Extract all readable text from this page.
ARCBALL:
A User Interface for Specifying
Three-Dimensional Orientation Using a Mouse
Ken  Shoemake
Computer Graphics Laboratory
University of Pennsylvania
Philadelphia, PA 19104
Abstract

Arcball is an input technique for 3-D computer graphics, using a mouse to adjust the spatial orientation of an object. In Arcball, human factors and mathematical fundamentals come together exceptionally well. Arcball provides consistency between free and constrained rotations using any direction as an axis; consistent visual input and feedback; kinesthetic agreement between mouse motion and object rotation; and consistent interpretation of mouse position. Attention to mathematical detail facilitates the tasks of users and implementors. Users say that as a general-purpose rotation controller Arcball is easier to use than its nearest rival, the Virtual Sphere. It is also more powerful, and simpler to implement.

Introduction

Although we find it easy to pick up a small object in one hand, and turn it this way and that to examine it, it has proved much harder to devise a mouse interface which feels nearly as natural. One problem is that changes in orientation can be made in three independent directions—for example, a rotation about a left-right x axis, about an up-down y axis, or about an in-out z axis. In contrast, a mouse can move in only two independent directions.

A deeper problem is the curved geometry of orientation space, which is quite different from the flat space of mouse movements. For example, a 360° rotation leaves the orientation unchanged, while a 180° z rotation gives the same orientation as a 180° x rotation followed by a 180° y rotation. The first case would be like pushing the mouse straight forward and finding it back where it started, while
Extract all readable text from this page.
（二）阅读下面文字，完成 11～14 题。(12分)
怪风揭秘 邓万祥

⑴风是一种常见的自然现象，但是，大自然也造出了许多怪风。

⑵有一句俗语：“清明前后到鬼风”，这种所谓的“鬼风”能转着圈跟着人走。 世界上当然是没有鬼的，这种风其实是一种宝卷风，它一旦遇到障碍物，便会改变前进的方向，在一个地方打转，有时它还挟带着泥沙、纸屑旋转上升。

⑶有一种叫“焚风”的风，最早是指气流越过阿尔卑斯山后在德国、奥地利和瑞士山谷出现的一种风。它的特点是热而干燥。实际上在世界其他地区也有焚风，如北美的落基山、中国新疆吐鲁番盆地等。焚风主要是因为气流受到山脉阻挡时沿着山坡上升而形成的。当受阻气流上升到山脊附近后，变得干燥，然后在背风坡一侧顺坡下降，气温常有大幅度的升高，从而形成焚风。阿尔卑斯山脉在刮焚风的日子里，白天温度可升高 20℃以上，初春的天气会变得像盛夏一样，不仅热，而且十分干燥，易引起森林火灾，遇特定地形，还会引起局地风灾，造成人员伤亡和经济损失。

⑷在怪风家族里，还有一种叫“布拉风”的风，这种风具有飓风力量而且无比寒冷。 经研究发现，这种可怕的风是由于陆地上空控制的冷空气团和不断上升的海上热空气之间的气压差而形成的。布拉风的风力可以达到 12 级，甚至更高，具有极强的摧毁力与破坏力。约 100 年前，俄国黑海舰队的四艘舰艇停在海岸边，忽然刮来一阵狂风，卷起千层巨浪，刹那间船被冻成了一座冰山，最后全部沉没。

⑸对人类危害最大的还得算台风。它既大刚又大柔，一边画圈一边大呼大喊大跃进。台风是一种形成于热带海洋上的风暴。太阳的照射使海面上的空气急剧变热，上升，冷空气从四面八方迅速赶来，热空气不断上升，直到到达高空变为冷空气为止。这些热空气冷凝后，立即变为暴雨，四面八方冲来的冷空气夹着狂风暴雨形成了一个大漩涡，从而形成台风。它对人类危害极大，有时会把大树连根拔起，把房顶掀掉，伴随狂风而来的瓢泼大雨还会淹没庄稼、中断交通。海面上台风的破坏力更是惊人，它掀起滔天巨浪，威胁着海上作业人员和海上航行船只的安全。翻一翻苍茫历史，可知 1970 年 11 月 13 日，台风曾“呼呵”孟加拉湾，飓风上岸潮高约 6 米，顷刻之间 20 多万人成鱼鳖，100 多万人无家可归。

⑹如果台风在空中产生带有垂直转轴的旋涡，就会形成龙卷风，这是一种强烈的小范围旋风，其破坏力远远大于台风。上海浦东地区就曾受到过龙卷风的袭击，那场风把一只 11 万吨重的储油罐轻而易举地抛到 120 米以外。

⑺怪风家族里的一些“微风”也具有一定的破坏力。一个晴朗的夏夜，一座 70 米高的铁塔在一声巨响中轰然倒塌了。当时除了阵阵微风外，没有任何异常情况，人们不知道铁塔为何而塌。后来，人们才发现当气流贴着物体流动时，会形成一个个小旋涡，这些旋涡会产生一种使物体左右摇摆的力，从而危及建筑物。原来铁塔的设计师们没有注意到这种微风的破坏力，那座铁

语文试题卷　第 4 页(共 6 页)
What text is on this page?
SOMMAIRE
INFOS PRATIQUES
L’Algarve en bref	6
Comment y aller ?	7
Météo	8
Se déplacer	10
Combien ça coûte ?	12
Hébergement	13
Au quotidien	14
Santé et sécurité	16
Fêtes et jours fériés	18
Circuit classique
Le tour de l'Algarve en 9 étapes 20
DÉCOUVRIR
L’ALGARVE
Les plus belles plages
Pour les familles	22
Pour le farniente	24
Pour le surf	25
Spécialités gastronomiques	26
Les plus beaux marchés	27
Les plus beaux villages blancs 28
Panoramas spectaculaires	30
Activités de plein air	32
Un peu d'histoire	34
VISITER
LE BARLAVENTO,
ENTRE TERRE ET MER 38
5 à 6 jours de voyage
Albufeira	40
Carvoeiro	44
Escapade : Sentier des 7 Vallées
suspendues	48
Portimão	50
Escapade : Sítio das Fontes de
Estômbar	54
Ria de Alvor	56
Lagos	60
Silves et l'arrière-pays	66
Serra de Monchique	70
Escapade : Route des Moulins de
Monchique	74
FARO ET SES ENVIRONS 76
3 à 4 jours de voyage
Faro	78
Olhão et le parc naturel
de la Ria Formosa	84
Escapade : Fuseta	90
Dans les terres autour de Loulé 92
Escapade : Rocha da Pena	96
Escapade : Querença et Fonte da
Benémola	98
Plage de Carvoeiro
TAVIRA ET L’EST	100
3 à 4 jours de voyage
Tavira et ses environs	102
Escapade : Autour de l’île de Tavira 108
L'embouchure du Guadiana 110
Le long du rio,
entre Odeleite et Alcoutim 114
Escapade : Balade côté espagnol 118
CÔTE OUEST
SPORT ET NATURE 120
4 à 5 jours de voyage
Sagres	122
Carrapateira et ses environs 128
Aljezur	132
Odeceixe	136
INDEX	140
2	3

----

_Exercise requirements_.
Repeat all the records. Match each line exactly.

_Complete output_.
Extract all readable text from this page.
ARCBALL:
A User Interface for Specifying
Three-Dimensional Orientation Using a Mouse
Ken  Shoemake
Computer Graphics Laboratory
University of Pennsylvania
Philadelphia, PA 19104
Abstract

Arcball is an input technique for 3-D computer graphics, using a mouse to adjust the spatial orientation of an object. In Arcball, human factors and mathematical fundamentals come together exceptionally well. Arcball provides consistency between free and constrained rotations using any direction as an axis; consistent visual input and feedback; kinesthetic agreement between mouse motion and object rotation; and consistent interpretation of mouse position. Attention to mathematical detail facilitates the tasks of users and implementors. Users say that as a general-purpose rotation controller Arcball is easier to use than its nearest rival, the Virtual Sphere. It is also more powerful, and simpler to implement.

Introduction

Although we find it easy to pick up a small object in one hand, and turn it this way and that to examine it, it has proved much harder to devise a mouse interface which feels nearly as natural. One problem is that changes in orientation can be made in three independent directions—for example, a rotation about a left-right x axis, about an up-down y axis, or about an in-out z axis. In contrast, a mouse can move in only two independent directions.

A deeper problem is the curved geometry of orientation space, which is quite different from the flat space of mouse movements. For example, a 360° rotation leaves the orientation unchanged, while a 180° z rotation gives the same orientation as a 180° x rotation followed by a 180° y rotation. The first case would be like pushing the mouse straight forward and finding it back where it started, while
Extract all readable text from this page.
（二）阅读下面文字，完成 11～14 题。(12分)
怪风揭秘 邓万祥

⑴风是一种常见的自然现象，但是，大自然也造出了许多怪风。

⑵有一句俗语：“清明前后到鬼风”，这种所谓的“鬼风”能转着圈跟着人走。 世界上当然是没有鬼的，这种风其实是一种宝卷风，它一旦遇到障碍物，便会改变前进的方向，在一个地方打转，有时它还挟带着泥沙、纸屑旋转上升。

⑶有一种叫“焚风”的风，最早是指气流越过阿尔卑斯山后在德国、奥地利和瑞士山谷出现的一种风。它的特点是热而干燥。实际上在世界其他地区也有焚风，如北美的落基山、中国新疆吐鲁番盆地等。焚风主要是因为气流受到山脉阻挡时沿着山坡上升而形成的。当受阻气流上升到山脊附近后，变得干燥，然后在背风坡一侧顺坡下降，气温常有大幅度的升高，从而形成焚风。阿尔卑斯山脉在刮焚风的日子里，白天温度可升高 20℃以上，初春的天气会变得像盛夏一样，不仅热，而且十分干燥，易引起森林火灾，遇特定地形，还会引起局地风灾，造成人员伤亡和经济损失。

⑷在怪风家族里，还有一种叫“布拉风”的风，这种风具有飓风力量而且无比寒冷。 经研究发现，这种可怕的风是由于陆地上空控制的冷空气团和不断上升的海上热空气之间的气压差而形成的。布拉风的风力可以达到 12 级，甚至更高，具有极强的摧毁力与破坏力。约 100 年前，俄国黑海舰队的四艘舰艇停在海岸边，忽然刮来一阵狂风，卷起千层巨浪，刹那间船被冻成了一座冰山，最后全部沉没。

⑸对人类危害最大的还得算台风。它既大刚又大柔，一边画圈一边大呼大喊大跃进。台风是一种形成于热带海洋上的风暴。太阳的照射使海面上的空气急剧变热，上升，冷空气从四面八方迅速赶来，热空气不断上升，直到到达高空变为冷空气为止。这些热空气冷凝后，立即变为暴雨，四面八方冲来的冷空气夹着狂风暴雨形成了一个大漩涡，从而形成台风。它对人类危害极大，有时会把大树连根拔起，把房顶掀掉，伴随狂风而来的瓢泼大雨还会淹没庄稼、中断交通。海面上台风的破坏力更是惊人，它掀起滔天巨浪，威胁着海上作业人员和海上航行船只的安全。翻一翻苍茫历史，可知 1970 年 11 月 13 日，台风曾“呼呵”孟加拉湾，飓风上岸潮高约 6 米，顷刻之间 20 多万人成鱼鳖，100 多万人无家可归。

⑹如果台风在空中产生带有垂直转轴的旋涡，就会形成龙卷风，这是一种强烈的小范围旋风，其破坏力远远大于台风。上海浦东地区就曾受到过龙卷风的袭击，那场风把一只 11 万吨重的储油罐轻而易举地抛到 120 米以外。

⑺怪风家族里的一些“微风”也具有一定的破坏力。一个晴朗的夏夜，一座 70 米高的铁塔在一声巨响中轰然倒塌了。当时除了阵阵微风外，没有任何异常情况，人们不知道铁塔为何而塌。后来，人们才发现当气流贴着物体流动时，会形成一个个小旋涡，这些旋涡会产生一种使物体左右摇摆的力，从而危及建筑物。原来铁塔的设计师们没有注意到这种微风的破坏力，那座铁

语文试题卷　第 4 页(共 6 页)
What text is on this page?
SOMMAIRE
INFOS PRATIQUES
L’Algarve en bref	6
Comment y aller ?	7
Météo	8
Se déplacer	10
Combien ça coûte ?	12
Hébergement	13
Au quotidien	14
Santé et sécurité	16
Fêtes et jours fériés	18
Circuit classique
Le tour de l'Algarve en 9 étapes 20
DÉCOUVRIR
L’ALGARVE
Les plus belles plages
Pour les familles	22
Pour le farniente	24
Pour le surf	25
Spécialités gastronomiques	26
Les plus beaux marchés	27
Les plus beaux villages blancs 28
Panoramas spectaculaires	30
Activités de plein air	32
Un peu d'histoire	34
VISITER
LE BARLAVENTO,
ENTRE TERRE ET MER 38
5 à 6 jours de voyage
Albufeira	40
Carvoeiro	44
Escapade : Sentier des 7 Vallées
suspendues	48
Portimão	50
Escapade : Sítio das Fontes de
Estômbar	54
Ria de Alvor	56
Lagos	60
Silves et l'arrière-pays	66
Serra de Monchique	70
Escapade : Route des Moulins de
Monchique	74
FARO ET SES ENVIRONS 76
3 à 4 jours de voyage
Faro	78
Olhão et le parc naturel
de la Ria Formosa	84
Escapade : Fuseta	90
Dans les terres autour de Loulé 92
Escapade : Rocha da Pena	96
Escapade : Querença et Fonte da
Benémola	98
Plage de Carvoeiro
TAVIRA ET L’EST	100
3 à 4 jours de voyage
Tavira et ses environs	102
Escapade : Autour de l’île de Tavira 108
L'embouchure du Guadiana 110
Le long du rio,
entre Odeleite et Alcoutim 114
Escapade : Balade côté espagnol 118
CÔTE OUEST
SPORT ET NATURE 120
4 à 5 jours de voyage
Sagres	122
Carrapateira et ses environs 128
Aljezur	132
Odeceixe	136
INDEX	140
2	3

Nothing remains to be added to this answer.